(Dataset entries)

----------------

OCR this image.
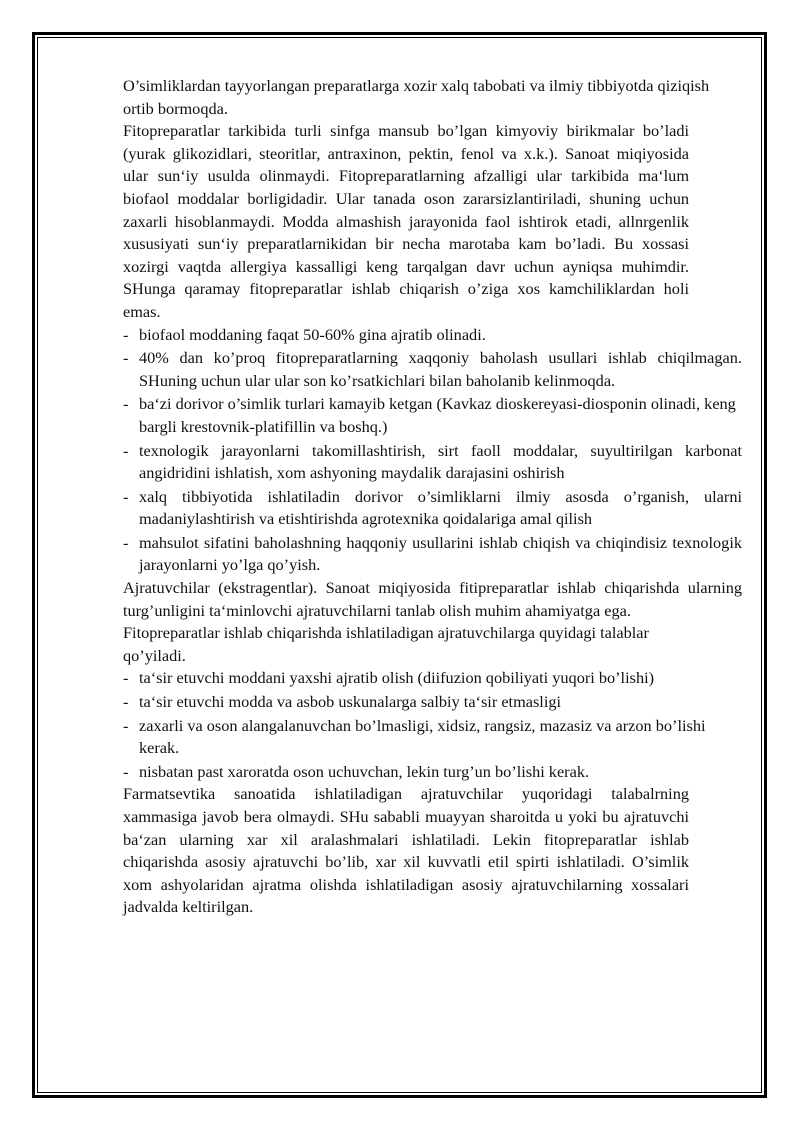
O’simliklardan tayyorlangan preparatlarga xozir xalq tabobati va ilmiy tibbiyotda qiziqish ortib bormoqda.

Fitopreparatlar tarkibida turli sinfga mansub bo’lgan kimyoviy birikmalar bo’ladi (yurak glikozidlari, steoritlar, antraxinon, pektin, fenol va x.k.). Sanoat miqiyosida ular sun‘iy usulda olinmaydi. Fitopreparatlarning afzalligi ular tarkibida ma‘lum biofaol moddalar borligidadir. Ular tanada oson zararsizlantiriladi, shuning uchun zaxarli hisoblanmaydi. Modda almashish jarayonida faol ishtirok etadi, allnrgenlik xususiyati sun‘iy preparatlarnikidan bir necha marotaba kam bo’ladi. Bu xossasi xozirgi vaqtda allergiya kassalligi keng tarqalgan davr uchun ayniqsa muhimdir. SHunga qaramay fitopreparatlar ishlab chiqarish o’ziga xos kamchiliklardan holi emas.

- biofaol moddaning faqat 50-60% gina ajratib olinadi.

- 40% dan ko’proq fitopreparatlarning xaqqoniy baholash usullari ishlab chiqilmagan. SHuning uchun ular ular son ko’rsatkichlari bilan baholanib kelinmoqda.

- ba‘zi dorivor o’simlik turlari kamayib ketgan (Kavkaz dioskereyasi-diosponin olinadi, keng bargli krestovnik-platifillin va boshq.)

- texnologik jarayonlarni takomillashtirish, sirt faoll moddalar, suyultirilgan karbonat angidridini ishlatish, xom ashyoning maydalik darajasini oshirish

- xalq tibbiyotida ishlatiladin dorivor o’simliklarni ilmiy asosda o’rganish, ularni madaniylashtirish va etishtirishda agrotexnika qoidalariga amal qilish

- mahsulot sifatini baholashning haqqoniy usullarini ishlab chiqish va chiqindisiz texnologik jarayonlarni yo’lga qo’yish.

Ajratuvchilar (ekstragentlar). Sanoat miqiyosida fitipreparatlar ishlab chiqarishda ularning turg’unligini ta‘minlovchi ajratuvchilarni tanlab olish muhim ahamiyatga ega.

Fitopreparatlar ishlab chiqarishda ishlatiladigan ajratuvchilarga quyidagi talablar qo’yiladi.

- ta‘sir etuvchi moddani yaxshi ajratib olish (diifuzion qobiliyati yuqori bo’lishi)

- ta‘sir etuvchi modda va asbob uskunalarga salbiy ta‘sir etmasligi

- zaxarli va oson alangalanuvchan bo’lmasligi, xidsiz, rangsiz, mazasiz va arzon bo’lishi kerak.

- nisbatan past xaroratda oson uchuvchan, lekin turg’un bo’lishi kerak.

Farmatsevtika sanoatida ishlatiladigan ajratuvchilar yuqoridagi talabalrning xammasiga javob bera olmaydi. SHu sababli muayyan sharoitda u yoki bu ajratuvchi ba‘zan ularning xar xil aralashmalari ishlatiladi. Lekin fitopreparatlar ishlab chiqarishda asosiy ajratuvchi bo’lib, xar xil kuvvatli etil spirti ishlatiladi. O’simlik xom ashyolaridan ajratma olishda ishlatiladigan asosiy ajratuvchilarning xossalari jadvalda keltirilgan.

----------------

Task description: Copy, from the material above, each line in which the string "dorivor" occurs.

Exercise response:
- ba‘zi dorivor o’simlik turlari kamayib ketgan (Kavkaz dioskereyasi-diosponin olinadi, keng bargli krestovnik-platifillin va boshq.)
- xalq tibbiyotida ishlatiladin dorivor o’simliklarni ilmiy asosda o’rganish, ularni madaniylashtirish va etishtirishda agrotexnika qoidalariga amal qilish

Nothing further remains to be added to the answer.